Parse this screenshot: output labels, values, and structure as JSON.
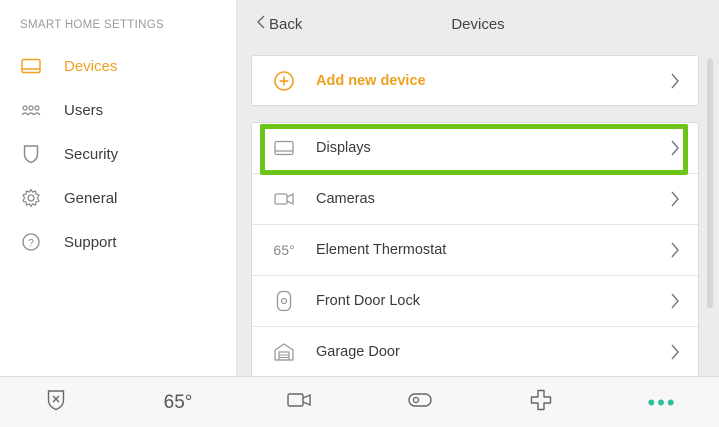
{
  "sidebar": {
    "heading": "SMART HOME SETTINGS",
    "items": [
      {
        "label": "Devices",
        "icon": "display-icon",
        "active": true
      },
      {
        "label": "Users",
        "icon": "users-icon"
      },
      {
        "label": "Security",
        "icon": "shield-icon"
      },
      {
        "label": "General",
        "icon": "gear-icon"
      },
      {
        "label": "Support",
        "icon": "question-circle-icon"
      }
    ]
  },
  "header": {
    "back_label": "Back",
    "title": "Devices"
  },
  "add_device": {
    "label": "Add new device",
    "icon": "plus-circle-icon"
  },
  "devices": [
    {
      "label": "Displays",
      "icon": "display-icon",
      "highlighted": true
    },
    {
      "label": "Cameras",
      "icon": "camera-icon"
    },
    {
      "label": "Element Thermostat",
      "icon_text": "65°"
    },
    {
      "label": "Front Door Lock",
      "icon": "lock-icon"
    },
    {
      "label": "Garage Door",
      "icon": "garage-icon"
    }
  ],
  "bottom_bar": {
    "temperature": "65°",
    "dots": "•••"
  },
  "colors": {
    "accent": "#f0a020",
    "highlight": "#6cc417",
    "dots": "#2bbf9a"
  }
}
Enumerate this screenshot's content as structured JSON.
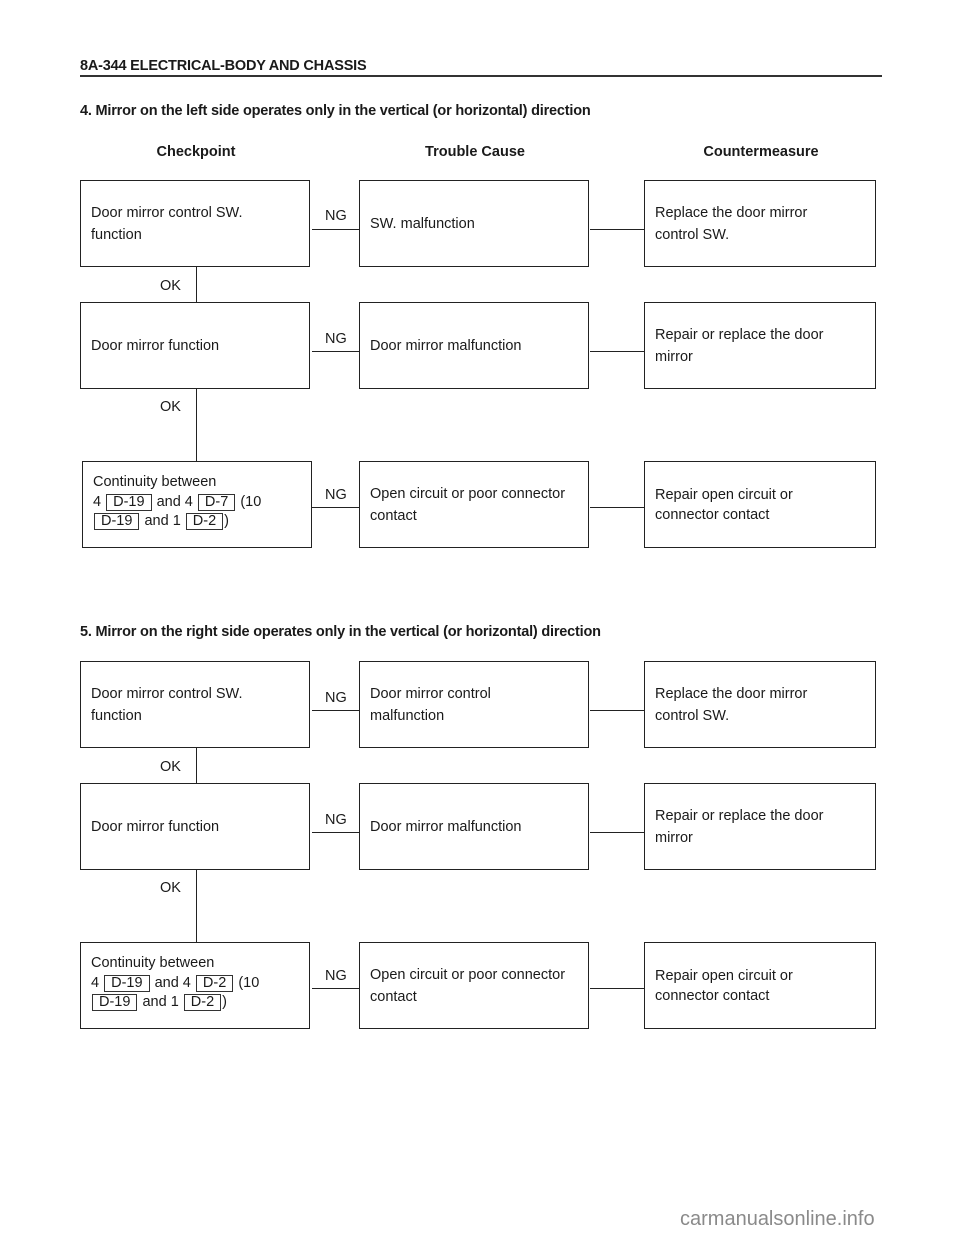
{
  "header": {
    "title": "8A-344  ELECTRICAL-BODY AND CHASSIS"
  },
  "columns": {
    "checkpoint": "Checkpoint",
    "trouble_cause": "Trouble Cause",
    "countermeasure": "Countermeasure"
  },
  "connectors": {
    "ok": "OK",
    "ng": "NG"
  },
  "sections": [
    {
      "title": "4.  Mirror on the left side operates only in the vertical (or horizontal) direction",
      "rows": [
        {
          "checkpoint": "Door mirror control SW.\nfunction",
          "cause": "SW. malfunction",
          "measure": "Replace the door mirror\ncontrol SW."
        },
        {
          "checkpoint": "Door mirror function",
          "cause": "Door mirror malfunction",
          "measure": "Repair or replace the door\nmirror"
        },
        {
          "checkpoint": {
            "line1": "Continuity between",
            "pin_a": "4",
            "ref_a": "D-19",
            "and_1": "and 4",
            "ref_b": "D-7",
            "paren": "(10",
            "ref_c": "D-19",
            "and_2": "and 1",
            "ref_d": "D-2",
            "close": ")"
          },
          "cause": "Open circuit or poor connector\ncontact",
          "measure": "Repair open circuit or\nconnector contact"
        }
      ]
    },
    {
      "title": "5.  Mirror on the right side operates only in the vertical (or horizontal) direction",
      "rows": [
        {
          "checkpoint": "Door mirror control SW.\nfunction",
          "cause": "Door mirror control\nmalfunction",
          "measure": "Replace the door mirror\ncontrol SW."
        },
        {
          "checkpoint": "Door mirror function",
          "cause": "Door mirror malfunction",
          "measure": "Repair or replace the door\nmirror"
        },
        {
          "checkpoint": {
            "line1": "Continuity between",
            "pin_a": "4",
            "ref_a": "D-19",
            "and_1": "and 4",
            "ref_b": "D-2",
            "paren": "(10",
            "ref_c": "D-19",
            "and_2": "and 1",
            "ref_d": "D-2",
            "close": ")"
          },
          "cause": "Open circuit or poor connector\ncontact",
          "measure": "Repair open circuit or\nconnector contact"
        }
      ]
    }
  ],
  "watermark": "carmanualsonline.info"
}
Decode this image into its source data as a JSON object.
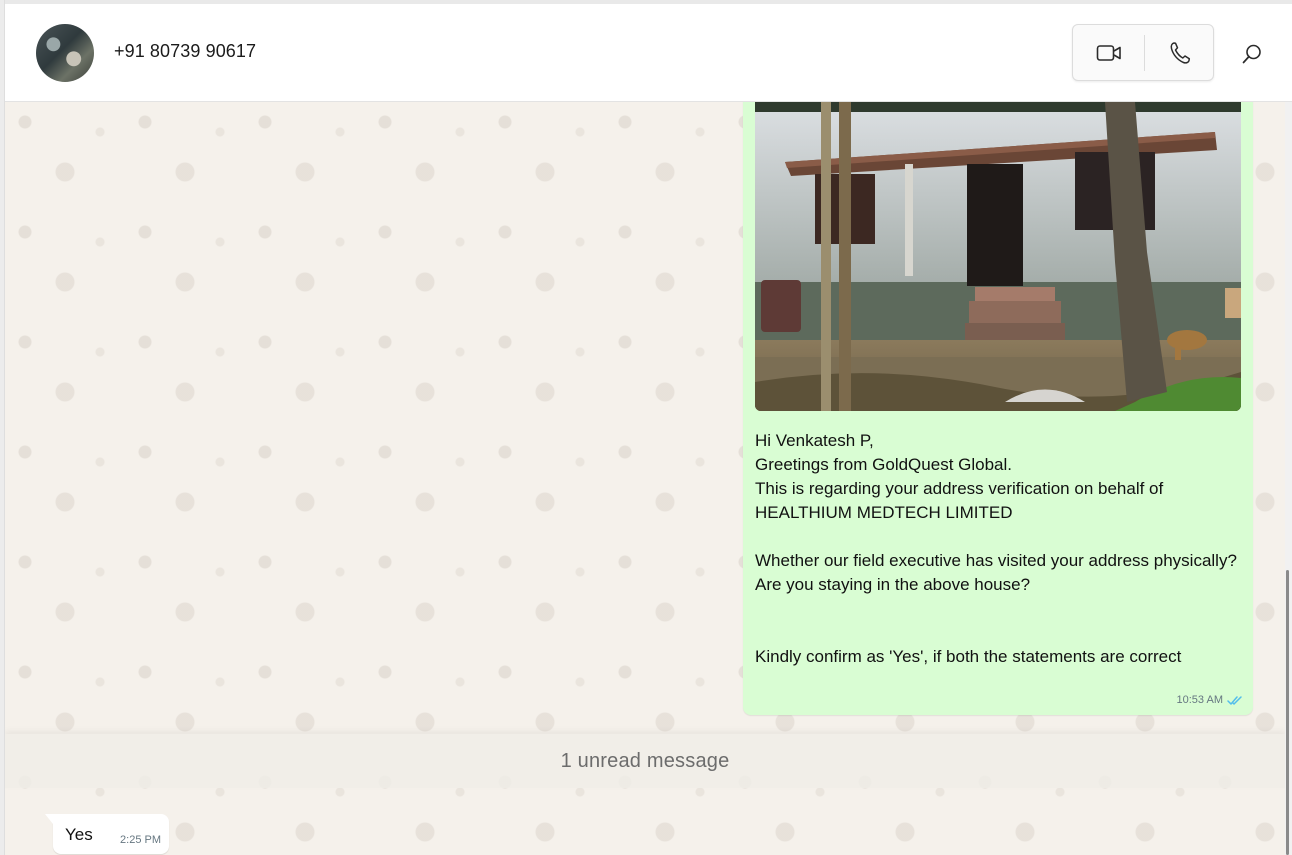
{
  "header": {
    "contact_name": "+91 80739 90617",
    "icons": {
      "avatar": "avatar",
      "video": "video-camera-icon",
      "voice": "phone-icon",
      "search": "search-icon"
    }
  },
  "chat": {
    "outgoing_message": {
      "text": "Hi Venkatesh P,\nGreetings from GoldQuest Global.\nThis is regarding your address verification on behalf of HEALTHIUM MEDTECH LIMITED\n\nWhether our field executive has visited your address physically?\nAre you staying in the above house?\n\n\nKindly confirm as 'Yes', if both the statements are correct",
      "time": "10:53 AM",
      "status_icon": "double-check-read-icon"
    },
    "unread_divider": "1 unread message",
    "incoming_message": {
      "text": "Yes",
      "time": "2:25 PM"
    }
  },
  "colors": {
    "outgoing_bubble": "#d9fdd3",
    "read_tick": "#53bdeb",
    "chat_bg": "#f5f1eb"
  }
}
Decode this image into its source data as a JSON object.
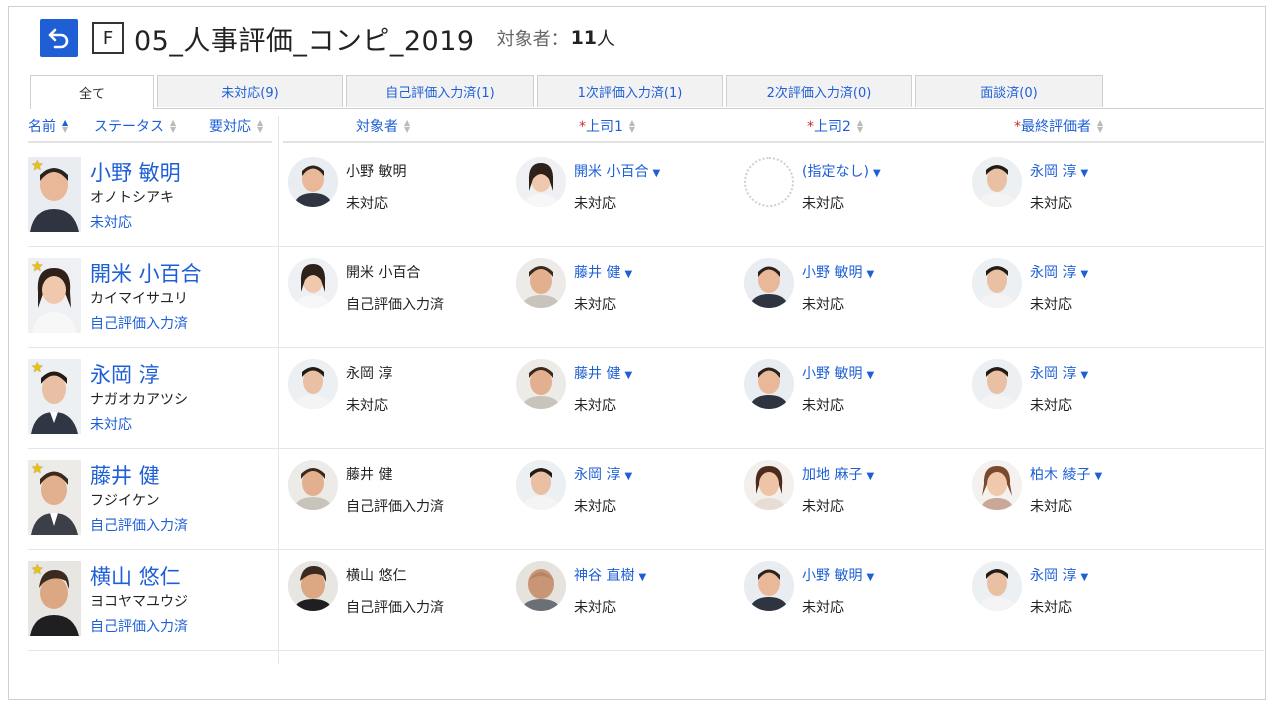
{
  "header": {
    "title": "05_人事評価_コンピ_2019",
    "form_letter": "F",
    "count_label": "対象者：",
    "count_value": "11",
    "count_unit": "人"
  },
  "tabs": [
    {
      "label": "全て"
    },
    {
      "label": "未対応(9)"
    },
    {
      "label": "自己評価入力済(1)"
    },
    {
      "label": "1次評価入力済(1)"
    },
    {
      "label": "2次評価入力済(0)"
    },
    {
      "label": "面談済(0)"
    }
  ],
  "columns": {
    "name": "名前",
    "status": "ステータス",
    "action": "要対応",
    "target": "対象者",
    "boss1": "上司1",
    "boss2": "上司2",
    "final": "最終評価者",
    "required_mark": "*"
  },
  "rows": [
    {
      "name": "小野 敏明",
      "kana": "オノトシアキ",
      "status": "未対応",
      "target": {
        "name": "小野 敏明",
        "status": "未対応"
      },
      "boss1": {
        "name": "開米 小百合",
        "status": "未対応"
      },
      "boss2": {
        "name": "(指定なし)",
        "status": "未対応"
      },
      "final": {
        "name": "永岡 淳",
        "status": "未対応"
      }
    },
    {
      "name": "開米 小百合",
      "kana": "カイマイサユリ",
      "status": "自己評価入力済",
      "target": {
        "name": "開米 小百合",
        "status": "自己評価入力済"
      },
      "boss1": {
        "name": "藤井 健",
        "status": "未対応"
      },
      "boss2": {
        "name": "小野 敏明",
        "status": "未対応"
      },
      "final": {
        "name": "永岡 淳",
        "status": "未対応"
      }
    },
    {
      "name": "永岡 淳",
      "kana": "ナガオカアツシ",
      "status": "未対応",
      "target": {
        "name": "永岡 淳",
        "status": "未対応"
      },
      "boss1": {
        "name": "藤井 健",
        "status": "未対応"
      },
      "boss2": {
        "name": "小野 敏明",
        "status": "未対応"
      },
      "final": {
        "name": "永岡 淳",
        "status": "未対応"
      }
    },
    {
      "name": "藤井 健",
      "kana": "フジイケン",
      "status": "自己評価入力済",
      "target": {
        "name": "藤井 健",
        "status": "自己評価入力済"
      },
      "boss1": {
        "name": "永岡 淳",
        "status": "未対応"
      },
      "boss2": {
        "name": "加地 麻子",
        "status": "未対応"
      },
      "final": {
        "name": "柏木 綾子",
        "status": "未対応"
      }
    },
    {
      "name": "横山 悠仁",
      "kana": "ヨコヤマユウジ",
      "status": "自己評価入力済",
      "target": {
        "name": "横山 悠仁",
        "status": "自己評価入力済"
      },
      "boss1": {
        "name": "神谷 直樹",
        "status": "未対応"
      },
      "boss2": {
        "name": "小野 敏明",
        "status": "未対応"
      },
      "final": {
        "name": "永岡 淳",
        "status": "未対応"
      }
    }
  ],
  "icons": {
    "back": "back-arrow-icon",
    "sort": "sort-icon",
    "caret": "caret-down-icon",
    "star": "star-icon"
  },
  "colors": {
    "accent": "#1e5fd6",
    "required": "#d12b2b",
    "star": "#f2c200"
  }
}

• _What you should do_
In the entries above, identify every line with the word "only". Copy those lines.

• _Exercise response_
      "title": "4.  Mirror on the left side operates only in the vertical (or horizontal) direction",
      "title": "5.  Mirror on the right side operates only in the vertical (or horizontal) direction",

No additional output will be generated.